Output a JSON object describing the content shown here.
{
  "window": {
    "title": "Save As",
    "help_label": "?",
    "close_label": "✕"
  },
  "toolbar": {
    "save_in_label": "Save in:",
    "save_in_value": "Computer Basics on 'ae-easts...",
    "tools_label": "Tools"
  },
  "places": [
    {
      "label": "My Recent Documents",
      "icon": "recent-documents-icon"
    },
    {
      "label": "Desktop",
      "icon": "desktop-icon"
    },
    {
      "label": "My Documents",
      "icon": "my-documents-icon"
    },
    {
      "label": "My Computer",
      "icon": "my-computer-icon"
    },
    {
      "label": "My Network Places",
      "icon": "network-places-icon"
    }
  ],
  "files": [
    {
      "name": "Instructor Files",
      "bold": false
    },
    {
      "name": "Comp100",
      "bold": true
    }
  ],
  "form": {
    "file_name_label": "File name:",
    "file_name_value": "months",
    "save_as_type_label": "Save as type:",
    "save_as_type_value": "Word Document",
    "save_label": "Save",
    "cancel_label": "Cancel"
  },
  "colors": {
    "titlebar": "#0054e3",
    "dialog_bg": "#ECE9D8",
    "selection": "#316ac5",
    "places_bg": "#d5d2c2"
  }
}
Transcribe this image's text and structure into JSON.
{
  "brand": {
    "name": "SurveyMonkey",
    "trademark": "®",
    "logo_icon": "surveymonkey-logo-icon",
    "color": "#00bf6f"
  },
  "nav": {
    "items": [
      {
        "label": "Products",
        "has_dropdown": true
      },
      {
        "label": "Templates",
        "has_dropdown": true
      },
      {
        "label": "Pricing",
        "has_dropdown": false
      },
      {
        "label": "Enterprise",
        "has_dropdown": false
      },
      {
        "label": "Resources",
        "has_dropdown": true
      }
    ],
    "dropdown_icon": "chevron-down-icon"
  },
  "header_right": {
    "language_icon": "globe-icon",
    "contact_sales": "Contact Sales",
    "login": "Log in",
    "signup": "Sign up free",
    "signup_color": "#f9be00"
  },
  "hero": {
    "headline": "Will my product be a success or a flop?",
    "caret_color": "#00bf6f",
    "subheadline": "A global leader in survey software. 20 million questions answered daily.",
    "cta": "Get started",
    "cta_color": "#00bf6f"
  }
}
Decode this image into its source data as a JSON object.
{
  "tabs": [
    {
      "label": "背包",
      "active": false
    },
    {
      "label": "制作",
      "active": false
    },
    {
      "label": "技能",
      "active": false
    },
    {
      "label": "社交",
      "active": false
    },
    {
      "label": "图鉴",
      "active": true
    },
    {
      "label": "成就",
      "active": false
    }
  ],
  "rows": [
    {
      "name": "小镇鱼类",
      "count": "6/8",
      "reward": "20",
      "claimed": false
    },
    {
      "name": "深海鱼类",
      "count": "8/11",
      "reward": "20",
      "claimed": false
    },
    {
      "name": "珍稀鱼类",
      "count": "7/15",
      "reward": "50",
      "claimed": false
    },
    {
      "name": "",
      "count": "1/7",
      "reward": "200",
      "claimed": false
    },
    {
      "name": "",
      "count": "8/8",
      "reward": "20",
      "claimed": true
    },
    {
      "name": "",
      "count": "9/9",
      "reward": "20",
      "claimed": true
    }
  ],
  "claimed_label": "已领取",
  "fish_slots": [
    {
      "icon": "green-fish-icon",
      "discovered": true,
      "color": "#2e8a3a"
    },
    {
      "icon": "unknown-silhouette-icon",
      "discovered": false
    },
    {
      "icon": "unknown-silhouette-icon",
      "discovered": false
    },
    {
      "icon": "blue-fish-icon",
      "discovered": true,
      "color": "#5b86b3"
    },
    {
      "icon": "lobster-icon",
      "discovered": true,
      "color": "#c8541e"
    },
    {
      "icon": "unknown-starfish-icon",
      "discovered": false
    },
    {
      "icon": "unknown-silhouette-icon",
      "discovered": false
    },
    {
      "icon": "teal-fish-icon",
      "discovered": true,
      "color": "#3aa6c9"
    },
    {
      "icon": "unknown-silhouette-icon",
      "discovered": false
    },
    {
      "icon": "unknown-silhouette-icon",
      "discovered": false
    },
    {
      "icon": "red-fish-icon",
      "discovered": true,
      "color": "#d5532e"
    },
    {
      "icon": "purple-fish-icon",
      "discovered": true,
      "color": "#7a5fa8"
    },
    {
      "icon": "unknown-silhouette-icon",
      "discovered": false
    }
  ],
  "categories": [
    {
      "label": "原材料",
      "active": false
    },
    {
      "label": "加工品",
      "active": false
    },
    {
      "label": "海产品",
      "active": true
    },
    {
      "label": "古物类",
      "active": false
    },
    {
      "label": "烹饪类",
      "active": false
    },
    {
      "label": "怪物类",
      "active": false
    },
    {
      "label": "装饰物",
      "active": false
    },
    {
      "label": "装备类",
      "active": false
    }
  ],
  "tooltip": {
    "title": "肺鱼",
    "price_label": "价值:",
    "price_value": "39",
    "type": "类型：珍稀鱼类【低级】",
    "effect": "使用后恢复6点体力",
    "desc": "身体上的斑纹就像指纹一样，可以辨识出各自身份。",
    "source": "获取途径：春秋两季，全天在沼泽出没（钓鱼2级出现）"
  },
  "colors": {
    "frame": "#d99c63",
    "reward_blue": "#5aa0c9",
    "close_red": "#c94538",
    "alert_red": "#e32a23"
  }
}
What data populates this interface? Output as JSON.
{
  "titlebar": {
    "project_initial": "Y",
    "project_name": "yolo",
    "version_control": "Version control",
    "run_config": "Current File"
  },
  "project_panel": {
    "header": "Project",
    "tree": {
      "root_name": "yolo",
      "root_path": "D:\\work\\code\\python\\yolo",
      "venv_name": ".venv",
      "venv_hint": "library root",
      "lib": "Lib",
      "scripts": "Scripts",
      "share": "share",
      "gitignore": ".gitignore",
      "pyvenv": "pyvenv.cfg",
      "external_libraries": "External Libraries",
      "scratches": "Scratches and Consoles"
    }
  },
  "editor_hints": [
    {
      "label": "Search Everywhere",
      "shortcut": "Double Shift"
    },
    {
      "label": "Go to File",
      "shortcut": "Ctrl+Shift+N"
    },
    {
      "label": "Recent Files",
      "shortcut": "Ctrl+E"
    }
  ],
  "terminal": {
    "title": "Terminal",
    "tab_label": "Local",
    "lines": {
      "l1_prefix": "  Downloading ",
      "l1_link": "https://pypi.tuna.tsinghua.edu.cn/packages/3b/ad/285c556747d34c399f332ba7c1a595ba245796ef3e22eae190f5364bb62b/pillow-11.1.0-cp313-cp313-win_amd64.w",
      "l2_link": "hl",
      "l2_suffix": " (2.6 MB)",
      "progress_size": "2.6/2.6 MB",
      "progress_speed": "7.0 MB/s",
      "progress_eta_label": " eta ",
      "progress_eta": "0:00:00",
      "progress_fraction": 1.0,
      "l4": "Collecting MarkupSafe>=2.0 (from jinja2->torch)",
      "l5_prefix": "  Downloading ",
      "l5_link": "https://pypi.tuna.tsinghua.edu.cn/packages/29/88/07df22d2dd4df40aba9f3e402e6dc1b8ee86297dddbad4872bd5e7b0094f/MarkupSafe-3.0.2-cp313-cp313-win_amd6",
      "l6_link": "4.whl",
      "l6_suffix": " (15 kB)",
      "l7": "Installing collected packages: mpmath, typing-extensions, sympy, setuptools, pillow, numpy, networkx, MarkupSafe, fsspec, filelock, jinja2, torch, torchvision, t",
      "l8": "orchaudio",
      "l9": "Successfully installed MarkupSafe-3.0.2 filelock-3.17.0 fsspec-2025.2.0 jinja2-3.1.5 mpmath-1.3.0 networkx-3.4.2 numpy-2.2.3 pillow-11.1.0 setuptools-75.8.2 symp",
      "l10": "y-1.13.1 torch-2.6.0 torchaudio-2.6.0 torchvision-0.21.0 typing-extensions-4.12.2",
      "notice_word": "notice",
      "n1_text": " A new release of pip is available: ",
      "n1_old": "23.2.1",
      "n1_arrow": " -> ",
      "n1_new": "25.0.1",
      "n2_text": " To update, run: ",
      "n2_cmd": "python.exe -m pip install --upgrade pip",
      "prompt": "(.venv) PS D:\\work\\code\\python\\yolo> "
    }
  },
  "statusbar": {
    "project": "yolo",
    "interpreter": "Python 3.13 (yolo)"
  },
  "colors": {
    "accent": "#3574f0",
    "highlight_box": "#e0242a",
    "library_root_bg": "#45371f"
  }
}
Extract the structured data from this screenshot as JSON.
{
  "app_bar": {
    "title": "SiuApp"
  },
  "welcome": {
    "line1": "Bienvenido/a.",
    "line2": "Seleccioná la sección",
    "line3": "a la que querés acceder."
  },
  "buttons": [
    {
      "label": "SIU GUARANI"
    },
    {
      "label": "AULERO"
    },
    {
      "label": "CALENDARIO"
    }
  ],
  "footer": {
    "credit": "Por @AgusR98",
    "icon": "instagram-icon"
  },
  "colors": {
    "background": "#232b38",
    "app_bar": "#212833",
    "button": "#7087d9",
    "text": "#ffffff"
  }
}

---------------

Collect from the data above every line that includes "yolo".

* **Final result**:
    "project_name": "yolo",
      "root_name": "yolo",
      "root_path": "D:\\work\\code\\python\\yolo",
      "prompt": "(.venv) PS D:\\work\\code\\python\\yolo> "
    "project": "yolo",
    "interpreter": "Python 3.13 (yolo)"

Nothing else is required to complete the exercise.